New York Times: “Even as Mr. Trump’s takeover of his party is largely complete, a trio of heirs to the old guard have been among the most prominent dissenting voices. A high-profile club of elected Republicans — all descendants of the Republican establishment of the past, whether rebellious or resolute — has emerged as a kind of shadow conscience of the party during these days of turmoil.”
“Gov. Larry Hogan of Maryland has been a leading voice of frustration over Mr. Trump’s management of the Covid-19 outbreak. He was also one of the few Republican governors to say, in 2016, that he would not support his party’s nominee. Instead he wrote in the name of his late father, Representative Lawrence J. Hogan, the only Watergate-era Republican in the House who voted to recommend all three articles of impeachment against President Richard M. Nixon.”

▸ Data shown
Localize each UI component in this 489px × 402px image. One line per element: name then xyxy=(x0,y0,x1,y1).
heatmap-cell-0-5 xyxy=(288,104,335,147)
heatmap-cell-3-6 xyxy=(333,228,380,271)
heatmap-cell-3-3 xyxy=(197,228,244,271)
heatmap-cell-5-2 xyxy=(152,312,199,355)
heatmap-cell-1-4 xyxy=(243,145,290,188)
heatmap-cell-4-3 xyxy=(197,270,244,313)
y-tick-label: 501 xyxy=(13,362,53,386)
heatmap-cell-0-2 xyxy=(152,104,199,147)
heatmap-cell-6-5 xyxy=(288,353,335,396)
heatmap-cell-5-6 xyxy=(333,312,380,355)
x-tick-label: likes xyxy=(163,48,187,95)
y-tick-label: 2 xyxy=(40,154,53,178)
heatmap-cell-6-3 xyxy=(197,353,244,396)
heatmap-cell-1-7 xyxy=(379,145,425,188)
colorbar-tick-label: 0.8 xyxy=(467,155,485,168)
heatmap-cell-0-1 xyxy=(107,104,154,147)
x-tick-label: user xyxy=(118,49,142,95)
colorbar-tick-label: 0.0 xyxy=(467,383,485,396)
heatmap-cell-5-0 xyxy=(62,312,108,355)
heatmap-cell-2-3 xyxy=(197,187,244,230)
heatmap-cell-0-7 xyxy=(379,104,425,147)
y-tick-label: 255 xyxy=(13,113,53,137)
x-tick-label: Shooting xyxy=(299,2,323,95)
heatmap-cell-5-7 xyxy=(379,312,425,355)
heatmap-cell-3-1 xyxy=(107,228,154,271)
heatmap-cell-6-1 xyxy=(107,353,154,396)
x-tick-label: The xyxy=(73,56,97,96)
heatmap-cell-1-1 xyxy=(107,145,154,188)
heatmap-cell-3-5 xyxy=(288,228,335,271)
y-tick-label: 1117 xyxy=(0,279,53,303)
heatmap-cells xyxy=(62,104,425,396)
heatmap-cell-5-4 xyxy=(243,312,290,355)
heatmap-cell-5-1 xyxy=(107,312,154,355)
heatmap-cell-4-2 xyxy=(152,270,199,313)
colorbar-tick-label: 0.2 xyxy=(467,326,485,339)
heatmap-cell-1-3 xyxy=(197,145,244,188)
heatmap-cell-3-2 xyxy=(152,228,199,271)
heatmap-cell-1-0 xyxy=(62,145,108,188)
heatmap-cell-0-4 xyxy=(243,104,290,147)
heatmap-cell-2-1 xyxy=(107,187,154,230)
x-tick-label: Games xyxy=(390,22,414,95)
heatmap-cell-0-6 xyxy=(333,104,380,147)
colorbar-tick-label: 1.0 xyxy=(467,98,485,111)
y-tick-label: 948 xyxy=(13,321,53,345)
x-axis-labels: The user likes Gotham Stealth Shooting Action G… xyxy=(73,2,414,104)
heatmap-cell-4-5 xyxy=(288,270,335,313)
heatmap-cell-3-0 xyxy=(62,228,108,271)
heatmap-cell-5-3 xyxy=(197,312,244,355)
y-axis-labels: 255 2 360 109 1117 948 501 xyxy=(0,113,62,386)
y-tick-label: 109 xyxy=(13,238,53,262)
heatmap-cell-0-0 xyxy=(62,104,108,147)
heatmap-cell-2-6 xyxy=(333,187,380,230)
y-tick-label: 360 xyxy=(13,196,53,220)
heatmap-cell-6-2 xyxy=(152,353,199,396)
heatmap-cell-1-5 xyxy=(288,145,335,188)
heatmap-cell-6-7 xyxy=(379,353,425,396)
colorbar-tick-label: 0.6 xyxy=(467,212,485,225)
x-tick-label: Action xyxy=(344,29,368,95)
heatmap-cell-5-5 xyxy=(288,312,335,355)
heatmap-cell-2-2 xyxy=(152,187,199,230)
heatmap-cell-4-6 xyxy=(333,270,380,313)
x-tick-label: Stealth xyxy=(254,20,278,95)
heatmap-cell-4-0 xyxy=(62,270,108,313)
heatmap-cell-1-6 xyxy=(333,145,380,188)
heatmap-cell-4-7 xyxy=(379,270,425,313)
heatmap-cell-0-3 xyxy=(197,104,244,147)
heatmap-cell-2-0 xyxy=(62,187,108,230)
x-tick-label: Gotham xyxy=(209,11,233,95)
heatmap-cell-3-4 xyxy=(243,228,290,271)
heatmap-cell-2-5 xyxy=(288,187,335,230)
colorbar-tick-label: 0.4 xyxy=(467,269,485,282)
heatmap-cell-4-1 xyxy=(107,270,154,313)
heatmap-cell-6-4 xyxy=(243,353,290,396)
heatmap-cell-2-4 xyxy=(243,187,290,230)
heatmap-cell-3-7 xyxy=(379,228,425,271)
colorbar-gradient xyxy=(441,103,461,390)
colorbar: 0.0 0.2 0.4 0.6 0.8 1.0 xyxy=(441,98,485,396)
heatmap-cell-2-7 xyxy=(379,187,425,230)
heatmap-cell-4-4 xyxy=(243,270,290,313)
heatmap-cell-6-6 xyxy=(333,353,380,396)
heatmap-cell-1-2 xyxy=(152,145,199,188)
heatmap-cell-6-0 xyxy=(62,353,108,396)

▸ Task instructions
Extend the New York Times passage on the Republican old guard's heirs, starting after its final sentence about Larry Hogan's father and the Nixon impeachment vote.

▸ Written response
“Rep. Liz Cheney, Republican of Wyoming and daughter of former Vice President Dick Cheney, has been perhaps her party’s most persistent critic of Mr. Trump’s national security program. … Senator Mitt Romney of Utah, the Republican presidential nominee in 2012, has made plain his disgust for Mr. Trump on a variety of occasions. (The feeling is mutual.) His father, George Romney, was a three-term governor of Michigan and a Republican presidential candidate who repeatedly ran afoul of the party’s orthodoxy on civil rights and Vietnam.”